__What you should do__:
Write out the entries, please, from the line containing "Read this page and output its text content." through their final line, exactly and with nothing else.

Records from a data source:

========================

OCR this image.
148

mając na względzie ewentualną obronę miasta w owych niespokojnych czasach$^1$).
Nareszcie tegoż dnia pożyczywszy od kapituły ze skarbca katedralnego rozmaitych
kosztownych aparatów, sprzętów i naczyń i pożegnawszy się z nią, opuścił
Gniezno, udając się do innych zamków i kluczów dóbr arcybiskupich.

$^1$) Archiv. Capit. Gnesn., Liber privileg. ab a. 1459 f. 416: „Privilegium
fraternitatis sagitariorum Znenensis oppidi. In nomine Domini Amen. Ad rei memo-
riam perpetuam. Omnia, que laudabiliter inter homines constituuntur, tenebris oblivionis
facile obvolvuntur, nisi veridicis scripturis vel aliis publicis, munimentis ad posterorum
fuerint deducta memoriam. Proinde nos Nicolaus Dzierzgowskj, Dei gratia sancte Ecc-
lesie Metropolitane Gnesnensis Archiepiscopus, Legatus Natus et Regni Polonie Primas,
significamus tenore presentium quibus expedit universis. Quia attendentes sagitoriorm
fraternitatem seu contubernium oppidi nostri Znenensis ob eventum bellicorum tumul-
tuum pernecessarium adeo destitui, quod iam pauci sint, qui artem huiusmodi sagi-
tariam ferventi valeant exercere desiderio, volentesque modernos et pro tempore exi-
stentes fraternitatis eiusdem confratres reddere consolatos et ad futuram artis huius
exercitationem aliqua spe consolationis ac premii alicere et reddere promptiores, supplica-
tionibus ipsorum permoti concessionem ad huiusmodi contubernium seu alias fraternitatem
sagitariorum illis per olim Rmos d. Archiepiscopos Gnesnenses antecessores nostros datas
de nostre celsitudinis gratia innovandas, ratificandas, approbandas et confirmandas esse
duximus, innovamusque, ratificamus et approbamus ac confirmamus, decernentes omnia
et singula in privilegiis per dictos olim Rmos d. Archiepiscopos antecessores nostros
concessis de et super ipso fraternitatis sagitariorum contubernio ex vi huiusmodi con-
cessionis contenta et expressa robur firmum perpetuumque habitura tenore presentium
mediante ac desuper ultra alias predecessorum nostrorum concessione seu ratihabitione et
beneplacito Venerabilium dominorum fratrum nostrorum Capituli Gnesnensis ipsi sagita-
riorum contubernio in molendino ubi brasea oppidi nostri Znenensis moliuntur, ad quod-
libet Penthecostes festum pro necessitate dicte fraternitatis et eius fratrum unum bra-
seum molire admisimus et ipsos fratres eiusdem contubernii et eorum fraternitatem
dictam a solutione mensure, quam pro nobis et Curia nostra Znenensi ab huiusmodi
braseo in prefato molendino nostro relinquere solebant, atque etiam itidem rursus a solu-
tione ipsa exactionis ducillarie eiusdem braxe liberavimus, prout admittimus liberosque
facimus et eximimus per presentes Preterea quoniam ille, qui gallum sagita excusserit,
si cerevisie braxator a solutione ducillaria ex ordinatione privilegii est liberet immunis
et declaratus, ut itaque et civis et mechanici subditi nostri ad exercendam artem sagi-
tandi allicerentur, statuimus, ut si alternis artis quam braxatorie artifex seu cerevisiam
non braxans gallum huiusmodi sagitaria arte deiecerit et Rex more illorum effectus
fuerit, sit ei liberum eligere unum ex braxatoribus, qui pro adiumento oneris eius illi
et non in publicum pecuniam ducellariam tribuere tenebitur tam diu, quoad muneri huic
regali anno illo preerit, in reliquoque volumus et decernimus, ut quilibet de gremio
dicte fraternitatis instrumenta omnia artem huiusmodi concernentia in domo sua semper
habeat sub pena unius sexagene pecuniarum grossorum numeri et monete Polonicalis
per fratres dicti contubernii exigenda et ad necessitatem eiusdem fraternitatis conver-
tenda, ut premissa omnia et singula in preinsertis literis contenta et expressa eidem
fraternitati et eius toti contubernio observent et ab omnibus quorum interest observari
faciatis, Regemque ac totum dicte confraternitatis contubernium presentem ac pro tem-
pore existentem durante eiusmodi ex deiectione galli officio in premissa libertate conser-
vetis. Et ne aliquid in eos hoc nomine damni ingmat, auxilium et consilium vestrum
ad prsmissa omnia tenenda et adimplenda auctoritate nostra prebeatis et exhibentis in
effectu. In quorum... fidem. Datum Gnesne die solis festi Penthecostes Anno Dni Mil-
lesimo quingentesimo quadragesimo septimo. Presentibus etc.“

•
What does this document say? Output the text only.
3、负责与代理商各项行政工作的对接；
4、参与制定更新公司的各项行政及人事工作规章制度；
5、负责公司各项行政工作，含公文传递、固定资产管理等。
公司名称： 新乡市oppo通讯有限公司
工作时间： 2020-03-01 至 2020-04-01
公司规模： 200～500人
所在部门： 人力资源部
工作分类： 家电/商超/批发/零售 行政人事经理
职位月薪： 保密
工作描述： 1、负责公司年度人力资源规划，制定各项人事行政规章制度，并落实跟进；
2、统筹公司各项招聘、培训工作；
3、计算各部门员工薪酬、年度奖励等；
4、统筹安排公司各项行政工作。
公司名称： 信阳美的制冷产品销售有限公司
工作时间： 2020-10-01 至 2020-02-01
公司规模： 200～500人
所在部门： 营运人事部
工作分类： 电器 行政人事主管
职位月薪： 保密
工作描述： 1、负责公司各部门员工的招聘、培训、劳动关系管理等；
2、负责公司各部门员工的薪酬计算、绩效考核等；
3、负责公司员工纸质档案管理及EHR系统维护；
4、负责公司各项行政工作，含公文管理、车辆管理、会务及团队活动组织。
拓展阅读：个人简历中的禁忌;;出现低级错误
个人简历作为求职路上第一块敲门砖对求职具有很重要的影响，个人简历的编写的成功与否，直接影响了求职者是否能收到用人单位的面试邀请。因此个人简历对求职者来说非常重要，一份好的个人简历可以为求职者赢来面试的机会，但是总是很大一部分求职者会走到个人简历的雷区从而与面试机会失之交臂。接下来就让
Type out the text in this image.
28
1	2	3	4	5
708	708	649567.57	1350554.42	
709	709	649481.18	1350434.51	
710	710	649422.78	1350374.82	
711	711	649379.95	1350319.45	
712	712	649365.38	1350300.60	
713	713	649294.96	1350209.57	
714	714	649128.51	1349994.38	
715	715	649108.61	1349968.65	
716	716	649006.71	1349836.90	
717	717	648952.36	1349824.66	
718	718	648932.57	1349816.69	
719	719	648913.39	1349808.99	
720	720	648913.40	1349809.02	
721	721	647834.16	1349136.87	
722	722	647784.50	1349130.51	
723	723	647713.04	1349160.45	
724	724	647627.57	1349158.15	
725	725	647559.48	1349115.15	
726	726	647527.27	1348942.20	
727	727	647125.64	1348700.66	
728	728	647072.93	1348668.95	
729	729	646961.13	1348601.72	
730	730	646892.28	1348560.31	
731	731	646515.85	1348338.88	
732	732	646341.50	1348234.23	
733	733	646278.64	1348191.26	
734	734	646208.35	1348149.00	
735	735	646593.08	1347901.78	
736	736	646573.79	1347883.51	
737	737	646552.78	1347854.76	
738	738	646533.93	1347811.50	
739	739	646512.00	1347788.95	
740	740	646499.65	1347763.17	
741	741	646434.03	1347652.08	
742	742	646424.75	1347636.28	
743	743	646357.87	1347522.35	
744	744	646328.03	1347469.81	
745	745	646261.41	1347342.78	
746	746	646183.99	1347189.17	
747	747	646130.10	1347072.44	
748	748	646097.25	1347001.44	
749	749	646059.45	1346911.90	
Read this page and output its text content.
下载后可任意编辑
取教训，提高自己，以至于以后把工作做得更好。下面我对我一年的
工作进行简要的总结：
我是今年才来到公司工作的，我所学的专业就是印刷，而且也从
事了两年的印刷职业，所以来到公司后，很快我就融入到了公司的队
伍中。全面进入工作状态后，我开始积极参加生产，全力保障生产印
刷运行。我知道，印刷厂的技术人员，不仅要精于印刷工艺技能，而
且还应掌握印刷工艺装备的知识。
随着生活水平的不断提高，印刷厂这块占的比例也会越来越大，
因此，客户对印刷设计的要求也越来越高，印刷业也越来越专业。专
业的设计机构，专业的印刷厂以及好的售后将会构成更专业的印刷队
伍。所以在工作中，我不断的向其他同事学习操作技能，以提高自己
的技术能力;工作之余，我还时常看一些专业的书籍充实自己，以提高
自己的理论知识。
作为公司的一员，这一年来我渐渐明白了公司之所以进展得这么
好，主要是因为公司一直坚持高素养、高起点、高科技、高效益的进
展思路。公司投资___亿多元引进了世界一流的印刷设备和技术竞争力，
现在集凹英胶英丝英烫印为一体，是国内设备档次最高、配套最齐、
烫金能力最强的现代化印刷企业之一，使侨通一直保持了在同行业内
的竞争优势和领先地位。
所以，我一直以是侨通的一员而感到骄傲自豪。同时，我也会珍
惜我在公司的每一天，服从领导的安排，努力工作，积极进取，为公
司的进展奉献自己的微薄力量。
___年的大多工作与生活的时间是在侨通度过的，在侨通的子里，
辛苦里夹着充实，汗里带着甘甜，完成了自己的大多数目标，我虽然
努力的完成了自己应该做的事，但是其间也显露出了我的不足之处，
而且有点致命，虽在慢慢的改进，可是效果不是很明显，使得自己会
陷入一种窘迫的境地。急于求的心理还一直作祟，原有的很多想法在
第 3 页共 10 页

========================

__Output for this task__:
Read this page and output its text content.
下载后可任意编辑
取教训，提高自己，以至于以后把工作做得更好。下面我对我一年的
工作进行简要的总结：
我是今年才来到公司工作的，我所学的专业就是印刷，而且也从
事了两年的印刷职业，所以来到公司后，很快我就融入到了公司的队
伍中。全面进入工作状态后，我开始积极参加生产，全力保障生产印
刷运行。我知道，印刷厂的技术人员，不仅要精于印刷工艺技能，而
且还应掌握印刷工艺装备的知识。
随着生活水平的不断提高，印刷厂这块占的比例也会越来越大，
因此，客户对印刷设计的要求也越来越高，印刷业也越来越专业。专
业的设计机构，专业的印刷厂以及好的售后将会构成更专业的印刷队
伍。所以在工作中，我不断的向其他同事学习操作技能，以提高自己
的技术能力;工作之余，我还时常看一些专业的书籍充实自己，以提高
自己的理论知识。
作为公司的一员，这一年来我渐渐明白了公司之所以进展得这么
好，主要是因为公司一直坚持高素养、高起点、高科技、高效益的进
展思路。公司投资___亿多元引进了世界一流的印刷设备和技术竞争力，
现在集凹英胶英丝英烫印为一体，是国内设备档次最高、配套最齐、
烫金能力最强的现代化印刷企业之一，使侨通一直保持了在同行业内
的竞争优势和领先地位。
所以，我一直以是侨通的一员而感到骄傲自豪。同时，我也会珍
惜我在公司的每一天，服从领导的安排，努力工作，积极进取，为公
司的进展奉献自己的微薄力量。
___年的大多工作与生活的时间是在侨通度过的，在侨通的子里，
辛苦里夹着充实，汗里带着甘甜，完成了自己的大多数目标，我虽然
努力的完成了自己应该做的事，但是其间也显露出了我的不足之处，
而且有点致命，虽在慢慢的改进，可是效果不是很明显，使得自己会
陷入一种窘迫的境地。急于求的心理还一直作祟，原有的很多想法在
第 3 页共 10 页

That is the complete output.